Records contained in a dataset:
start

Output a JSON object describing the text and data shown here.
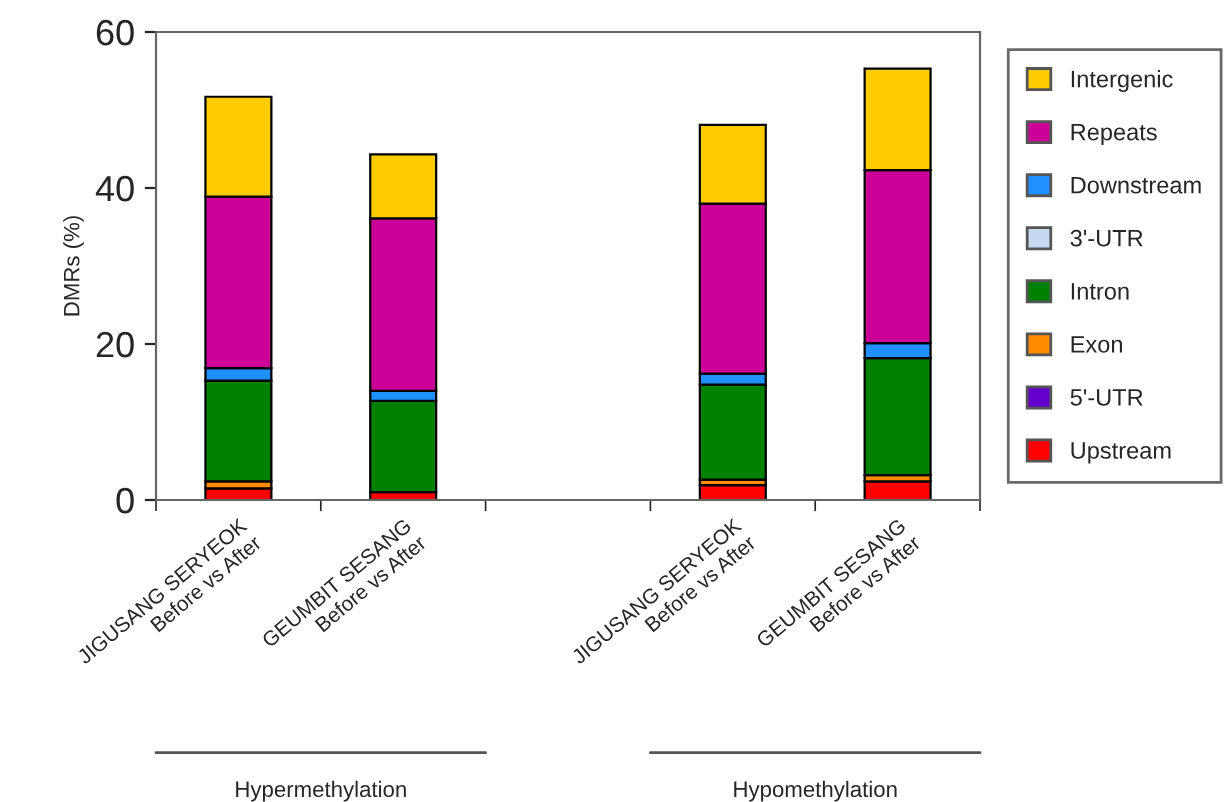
{
  "chart_data": {
    "type": "bar",
    "stacked": true,
    "ylabel": "DMRs (%)",
    "categories": [
      "JIGUSANG SERYEOK\nBefore vs After",
      "GEUMBIT SESANG\nBefore vs After",
      null,
      "JIGUSANG SERYEOK\nBefore vs After",
      "GEUMBIT SESANG\nBefore vs After"
    ],
    "series": [
      {
        "name": "Upstream",
        "color": "#ff0000",
        "values": [
          1.5,
          1.0,
          null,
          1.9,
          2.4
        ]
      },
      {
        "name": "5'-UTR",
        "color": "#6600cc",
        "values": [
          0,
          0,
          null,
          0,
          0
        ]
      },
      {
        "name": "Exon",
        "color": "#ff8c00",
        "values": [
          0.9,
          null,
          null,
          0.7,
          0.8
        ]
      },
      {
        "name": "Intron",
        "color": "#008000",
        "values": [
          12.9,
          11.7,
          null,
          12.2,
          15.0
        ]
      },
      {
        "name": "3'-UTR",
        "color": "#c6d9f1",
        "values": [
          0,
          0,
          null,
          0,
          0
        ]
      },
      {
        "name": "Downstream",
        "color": "#1e90ff",
        "values": [
          1.6,
          1.3,
          null,
          1.4,
          1.9
        ]
      },
      {
        "name": "Repeats",
        "color": "#cc0099",
        "values": [
          22.0,
          22.1,
          null,
          21.8,
          22.2
        ]
      },
      {
        "name": "Intergenic",
        "color": "#ffcc00",
        "values": [
          12.8,
          8.2,
          null,
          10.1,
          13.0
        ]
      }
    ],
    "ylim": [
      0,
      60
    ],
    "yticks": [
      0,
      20,
      40,
      60
    ],
    "grid": false,
    "legend": "right",
    "annotations": [
      "Hypermethylation",
      "Hypomethylation"
    ]
  }
}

end

• What is required
Return only those lines of the records that contain the string "SESANG".

• Response to the exercise
      "GEUMBIT SESANG\nBefore vs After",
      "GEUMBIT SESANG\nBefore vs After"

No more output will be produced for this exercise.